## Provided data
━━━

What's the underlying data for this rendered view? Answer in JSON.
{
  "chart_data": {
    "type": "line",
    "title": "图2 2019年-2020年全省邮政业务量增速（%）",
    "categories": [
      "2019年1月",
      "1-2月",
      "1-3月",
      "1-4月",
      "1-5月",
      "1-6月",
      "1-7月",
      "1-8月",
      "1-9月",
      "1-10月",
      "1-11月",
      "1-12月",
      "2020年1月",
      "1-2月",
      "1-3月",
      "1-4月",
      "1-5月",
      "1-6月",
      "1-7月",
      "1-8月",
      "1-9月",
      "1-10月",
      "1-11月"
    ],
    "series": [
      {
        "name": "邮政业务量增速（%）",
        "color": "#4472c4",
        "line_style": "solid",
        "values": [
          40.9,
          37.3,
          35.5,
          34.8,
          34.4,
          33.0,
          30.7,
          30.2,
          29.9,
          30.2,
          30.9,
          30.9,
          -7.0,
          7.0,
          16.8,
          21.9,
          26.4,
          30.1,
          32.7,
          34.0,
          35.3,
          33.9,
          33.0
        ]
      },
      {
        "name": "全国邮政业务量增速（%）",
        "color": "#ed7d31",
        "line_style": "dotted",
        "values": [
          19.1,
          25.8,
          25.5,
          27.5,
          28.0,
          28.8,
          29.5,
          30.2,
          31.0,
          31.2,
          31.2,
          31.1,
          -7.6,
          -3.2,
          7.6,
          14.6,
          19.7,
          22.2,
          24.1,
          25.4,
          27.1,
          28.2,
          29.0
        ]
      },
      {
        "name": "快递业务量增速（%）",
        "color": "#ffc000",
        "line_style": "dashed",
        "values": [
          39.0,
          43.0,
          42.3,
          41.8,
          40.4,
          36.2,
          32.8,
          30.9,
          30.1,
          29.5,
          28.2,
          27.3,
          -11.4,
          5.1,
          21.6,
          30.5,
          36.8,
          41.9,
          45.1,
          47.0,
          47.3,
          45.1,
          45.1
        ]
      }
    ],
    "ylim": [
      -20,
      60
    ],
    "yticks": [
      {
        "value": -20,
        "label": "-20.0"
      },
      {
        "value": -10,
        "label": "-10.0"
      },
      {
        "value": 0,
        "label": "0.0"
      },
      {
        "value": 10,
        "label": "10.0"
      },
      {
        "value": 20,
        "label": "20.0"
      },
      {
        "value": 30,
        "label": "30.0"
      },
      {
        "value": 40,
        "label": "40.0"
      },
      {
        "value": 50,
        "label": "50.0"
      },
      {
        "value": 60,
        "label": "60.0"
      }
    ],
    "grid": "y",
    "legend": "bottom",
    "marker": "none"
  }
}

━━━

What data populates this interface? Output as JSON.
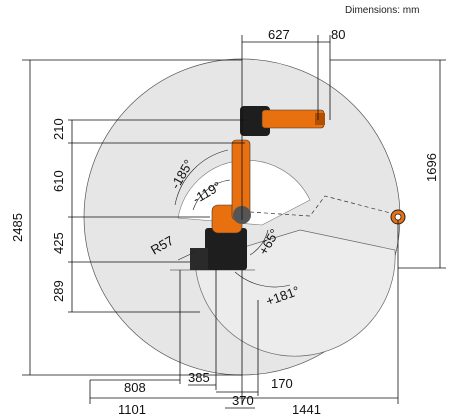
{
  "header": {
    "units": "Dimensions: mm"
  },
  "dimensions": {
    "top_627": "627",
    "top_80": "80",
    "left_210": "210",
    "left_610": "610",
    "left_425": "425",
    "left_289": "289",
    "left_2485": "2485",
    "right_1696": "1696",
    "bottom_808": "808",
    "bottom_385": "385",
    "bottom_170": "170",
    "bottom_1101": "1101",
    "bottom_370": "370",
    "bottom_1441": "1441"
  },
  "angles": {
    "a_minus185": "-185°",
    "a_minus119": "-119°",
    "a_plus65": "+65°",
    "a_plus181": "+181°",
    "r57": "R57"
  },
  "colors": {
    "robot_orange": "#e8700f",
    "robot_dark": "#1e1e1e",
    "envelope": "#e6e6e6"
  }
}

━━━

## Work to complete
Gather from the data above every line with the string "label".

## Written solution
        "label": "-20.0"
        "label": "-10.0"
        "label": "0.0"
        "label": "10.0"
        "label": "20.0"
        "label": "30.0"
        "label": "40.0"
        "label": "50.0"
        "label": "60.0"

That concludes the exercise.